— Start Given records —
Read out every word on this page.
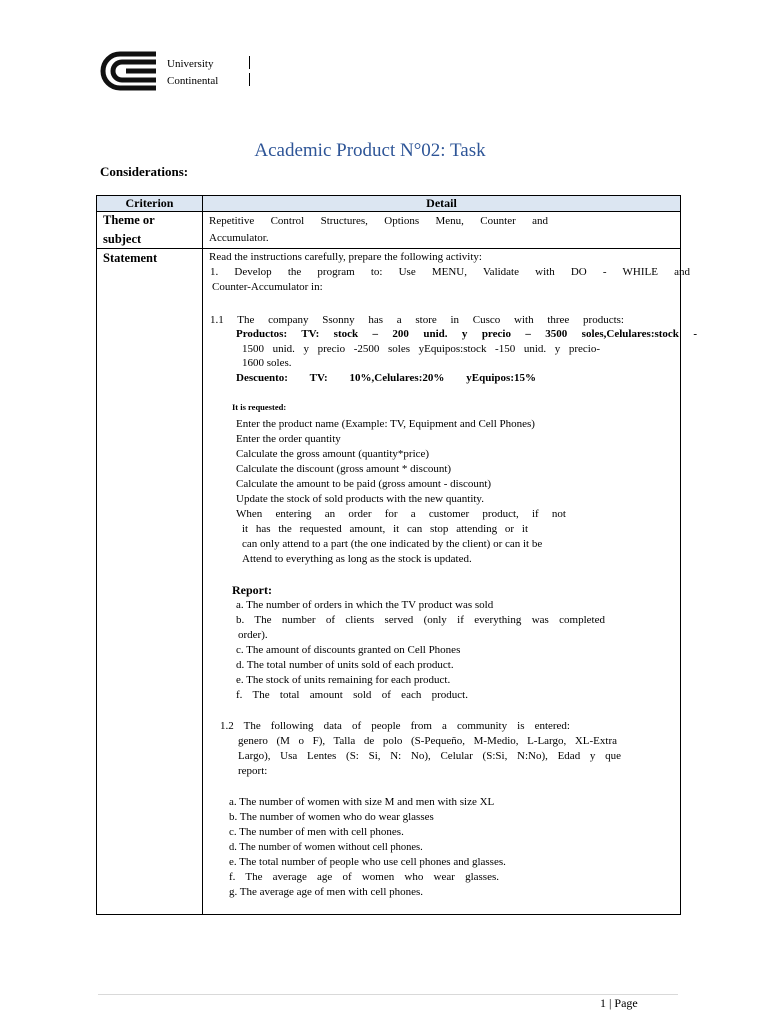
University
Continental
Academic Product N°02: Task
Considerations:
Criterion	Detail
Theme or
subject
Repetitive Control Structures, Options Menu, Counter and
Accumulator.
Statement	Read the instructions carefully, prepare the following activity:
1. Develop the program to: Use MENU, Validate with DO - WHILE and
Counter-Accumulator in:
1.1 The company Ssonny has a store in Cusco with three products:
Productos: TV: stock – 200 unid. y precio – 3500 soles,Celulares:stock -
1500 unid. y precio -2500 soles yEquipos:stock -150 unid. y precio-
1600 soles.
Descuento: TV: 10%,Celulares:20% yEquipos:15%
It is requested:
Enter the product name (Example: TV, Equipment and Cell Phones)
Enter the order quantity
Calculate the gross amount (quantity*price)
Calculate the discount (gross amount * discount)
Calculate the amount to be paid (gross amount - discount)
Update the stock of sold products with the new quantity.
When entering an order for a customer product, if not
it has the requested amount, it can stop attending or it
can only attend to a part (the one indicated by the client) or can it be
Attend to everything as long as the stock is updated.
Report:
a. The number of orders in which the TV product was sold
b. The number of clients served (only if everything was completed
order).
c. The amount of discounts granted on Cell Phones
d. The total number of units sold of each product.
e. The stock of units remaining for each product.
f. The total amount sold of each product.
1.2 The following data of people from a community is entered:
genero (M o F), Talla de polo (S-Pequeño, M-Medio, L-Largo, XL-Extra
Largo), Usa Lentes (S: Si, N: No), Celular (S:Si, N:No), Edad y que
report:
a. The number of women with size M and men with size XL
b. The number of women who do wear glasses
c. The number of men with cell phones.
d. The number of women without cell phones.
e. The total number of people who use cell phones and glasses.
f. The average age of women who wear glasses.
g. The average age of men with cell phones.
1 | Page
— End Given records —
- [Your task]
Where does the word "stock" appear in the listing? List each line that holds it.

- [Solution for this exercise]
Productos: TV: stock – 200 unid. y precio – 3500 soles,Celulares:stock -
1500 unid. y precio -2500 soles yEquipos:stock -150 unid. y precio-
Update the stock of sold products with the new quantity.
Attend to everything as long as the stock is updated.
e. The stock of units remaining for each product.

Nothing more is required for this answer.